[Dataset records]
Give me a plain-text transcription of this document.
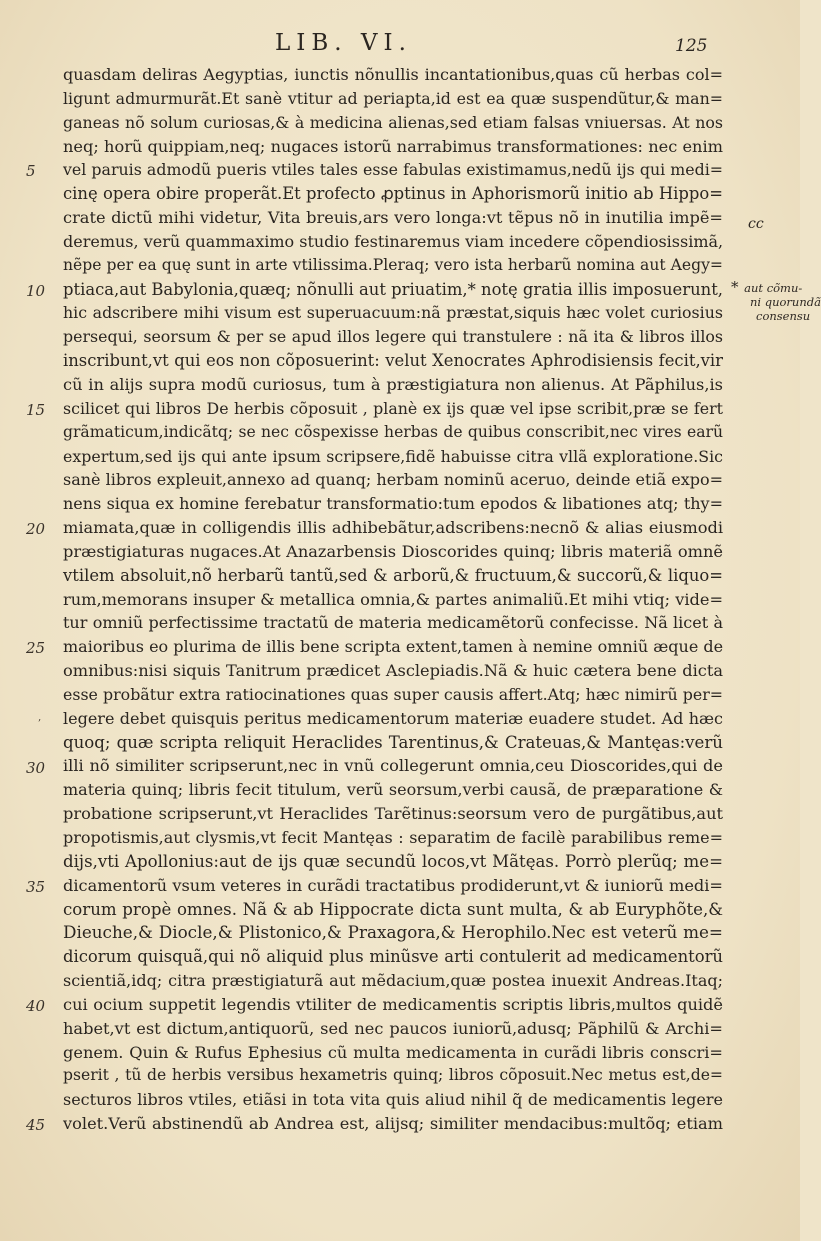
LIB. VI.	125
5
10
15
20
25
30
35
40
45
‚
quasdam deliras Aegyptias, iunctis nõnullis incantationibus,quas cũ herbas col=
ligunt admurmurãt.Et sanè vtitur ad periapta,id est ea quæ suspendũtur,& man=
ganeas nõ solum curiosas,& à medicina alienas,sed etiam falsas vniuersas. At nos
neq; horũ quippiam,neq; nugaces istorũ narrabimus transformationes: nec enim
vel paruis admodũ pueris vtiles tales esse fabulas existimamus,nedũ ijs qui medi=
cinę opera obire properãt.Et profecto ꝓptinus in Aphorismorũ initio ab Hippo=
crate dictũ mihi videtur, Vita breuis,ars vero longa:vt tẽpus nõ in inutilia impẽ=
deremus, verũ quammaximo studio festinaremus viam incedere cõpendiosissimã,
nẽpe per ea quę sunt in arte vtilissima.Pleraq; vero ista herbarũ nomina aut Aegy=
ptiaca,aut Babylonia,quæq; nõnulli aut priuatim,* notę gratia illis imposuerunt,
hic adscribere mihi visum est superuacuum:nã præstat,siquis hæc volet curiosius
persequi, seorsum & per se apud illos legere qui transtulere : nã ita & libros illos
inscribunt,vt qui eos non cõposuerint: velut Xenocrates Aphrodisiensis fecit,vir
cũ in alijs supra modũ curiosus, tum à præstigiatura non alienus. At Pãphilus,is
scilicet qui libros De herbis cõposuit , planè ex ijs quæ vel ipse scribit,præ se fert
grãmaticum,indicãtq; se nec cõspexisse herbas de quibus conscribit,nec vires earũ
expertum,sed ijs qui ante ipsum scripsere,fidẽ habuisse citra vllã exploratione.Sic
sanè libros expleuit,annexo ad quanq; herbam nominũ aceruo, deinde etiã expo=
nens siqua ex homine ferebatur transformatio:tum epodos & libationes atq; thy=
miamata,quæ in colligendis illis adhibebãtur,adscribens:necnõ & alias eiusmodi
præstigiaturas nugaces.At Anazarbensis Dioscorides quinq; libris materiã omnẽ
vtilem absoluit,nõ herbarũ tantũ,sed & arborũ,& fructuum,& succorũ,& liquo=
rum,memorans insuper & metallica omnia,& partes animaliũ.Et mihi vtiq; vide=
tur omniũ perfectissime tractatũ de materia medicamẽtorũ confecisse. Nã licet à
maioribus eo plurima de illis bene scripta extent,tamen à nemine omniũ æque de
omnibus:nisi siquis Tanitrum prædicet Asclepiadis.Nã & huic cætera bene dicta
esse probãtur extra ratiocinationes quas super causis affert.Atq; hæc nimirũ per=
legere debet quisquis peritus medicamentorum materiæ euadere studet. Ad hæc
quoq; quæ scripta reliquit Heraclides Tarentinus,& Crateuas,& Mantęas:verũ
illi nõ similiter scripserunt,nec in vnũ collegerunt omnia,ceu Dioscorides,qui de
materia quinq; libris fecit titulum, verũ seorsum,verbi causã, de præparatione &
probatione scripserunt,vt Heraclides Tarẽtinus:seorsum vero de purgãtibus,aut
propotismis,aut clysmis,vt fecit Mantęas : separatim de facilè parabilibus reme=
dijs,vti Apollonius:aut de ijs quæ secundũ locos,vt Mãtęas. Porrò plerũq; me=
dicamentorũ vsum veteres in curãdi tractatibus prodiderunt,vt & iuniorũ medi=
corum propè omnes. Nã & ab Hippocrate dicta sunt multa, & ab Euryphõte,&
Dieuche,& Diocle,& Plistonico,& Praxagora,& Herophilo.Nec est veterũ me=
dicorum quisquã,qui nõ aliquid plus minũsve arti contulerit ad medicamentorũ
scientiã,idq; citra præstigiaturã aut mẽdacium,quæ postea inuexit Andreas.Itaq;
cui ocium suppetit legendis vtiliter de medicamentis scriptis libris,multos quidẽ
habet,vt est dictum,antiquorũ, sed nec paucos iuniorũ,adusq; Pãphilũ & Archi=
genem. Quin & Rufus Ephesius cũ multa medicamenta in curãdi libris conscri=
pserit , tũ de herbis versibus hexametris quinq; libros cõposuit.Nec metus est,de=
secturos libros vtiles, etiãsi in tota vita quis aliud nihil q̃ de medicamentis legere
volet.Verũ abstinendũ ab Andrea est, alijsq; similiter mendacibus:multõq; etiam
cc
* aut cõmu-
ni quorundã
consensu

__What you have to do__
Which lines of the data include "similiter"? Copy each of them.

__Worked solution__
illi nõ similiter scripserunt,nec in vnũ collegerunt omnia,ceu Dioscorides,qui de
volet.Verũ abstinendũ ab Andrea est, alijsq; similiter mendacibus:multõq; etiam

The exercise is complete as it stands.